[Listed records]:
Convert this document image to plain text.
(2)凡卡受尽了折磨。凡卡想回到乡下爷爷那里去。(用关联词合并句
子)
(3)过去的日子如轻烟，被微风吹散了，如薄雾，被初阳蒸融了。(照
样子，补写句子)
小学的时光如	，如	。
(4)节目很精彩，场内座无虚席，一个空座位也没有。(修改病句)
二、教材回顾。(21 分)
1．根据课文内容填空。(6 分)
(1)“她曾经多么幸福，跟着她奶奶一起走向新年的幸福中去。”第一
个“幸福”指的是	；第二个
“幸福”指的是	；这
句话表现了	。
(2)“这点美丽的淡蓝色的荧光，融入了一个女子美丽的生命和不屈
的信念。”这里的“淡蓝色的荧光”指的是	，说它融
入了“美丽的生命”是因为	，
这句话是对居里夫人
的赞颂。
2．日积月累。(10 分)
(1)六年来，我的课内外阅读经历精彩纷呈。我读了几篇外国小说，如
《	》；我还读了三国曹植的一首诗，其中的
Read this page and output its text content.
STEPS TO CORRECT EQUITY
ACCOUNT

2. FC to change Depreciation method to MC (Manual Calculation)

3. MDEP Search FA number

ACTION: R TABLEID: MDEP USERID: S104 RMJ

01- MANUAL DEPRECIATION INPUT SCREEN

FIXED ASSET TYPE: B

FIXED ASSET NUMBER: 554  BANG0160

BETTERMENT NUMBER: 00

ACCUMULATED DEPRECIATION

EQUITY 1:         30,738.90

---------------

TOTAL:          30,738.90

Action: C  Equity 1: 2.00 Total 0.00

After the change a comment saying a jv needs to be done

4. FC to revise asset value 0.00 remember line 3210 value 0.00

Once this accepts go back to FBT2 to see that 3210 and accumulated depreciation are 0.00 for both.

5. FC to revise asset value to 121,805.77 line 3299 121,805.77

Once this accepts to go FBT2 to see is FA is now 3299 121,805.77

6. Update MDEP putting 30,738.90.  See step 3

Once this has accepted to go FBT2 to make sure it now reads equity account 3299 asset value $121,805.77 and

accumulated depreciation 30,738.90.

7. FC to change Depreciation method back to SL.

[Exercise aim]: Write out every line of the material again, exactly as it reads.

[Exercise response]:
Convert this document image to plain text.
(2)凡卡受尽了折磨。凡卡想回到乡下爷爷那里去。(用关联词合并句
子)
(3)过去的日子如轻烟，被微风吹散了，如薄雾，被初阳蒸融了。(照
样子，补写句子)
小学的时光如	，如	。
(4)节目很精彩，场内座无虚席，一个空座位也没有。(修改病句)
二、教材回顾。(21 分)
1．根据课文内容填空。(6 分)
(1)“她曾经多么幸福，跟着她奶奶一起走向新年的幸福中去。”第一
个“幸福”指的是	；第二个
“幸福”指的是	；这
句话表现了	。
(2)“这点美丽的淡蓝色的荧光，融入了一个女子美丽的生命和不屈
的信念。”这里的“淡蓝色的荧光”指的是	，说它融
入了“美丽的生命”是因为	，
这句话是对居里夫人
的赞颂。
2．日积月累。(10 分)
(1)六年来，我的课内外阅读经历精彩纷呈。我读了几篇外国小说，如
《	》；我还读了三国曹植的一首诗，其中的
Read this page and output its text content.
STEPS TO CORRECT EQUITY
ACCOUNT

2. FC to change Depreciation method to MC (Manual Calculation)

3. MDEP Search FA number

ACTION: R TABLEID: MDEP USERID: S104 RMJ

01- MANUAL DEPRECIATION INPUT SCREEN

FIXED ASSET TYPE: B

FIXED ASSET NUMBER: 554  BANG0160

BETTERMENT NUMBER: 00

ACCUMULATED DEPRECIATION

EQUITY 1:         30,738.90

---------------

TOTAL:          30,738.90

Action: C  Equity 1: 2.00 Total 0.00

After the change a comment saying a jv needs to be done

4. FC to revise asset value 0.00 remember line 3210 value 0.00

Once this accepts go back to FBT2 to see that 3210 and accumulated depreciation are 0.00 for both.

5. FC to revise asset value to 121,805.77 line 3299 121,805.77

Once this accepts to go FBT2 to see is FA is now 3299 121,805.77

6. Update MDEP putting 30,738.90.  See step 3

Once this has accepted to go FBT2 to make sure it now reads equity account 3299 asset value $121,805.77 and

accumulated depreciation 30,738.90.

7. FC to change Depreciation method back to SL.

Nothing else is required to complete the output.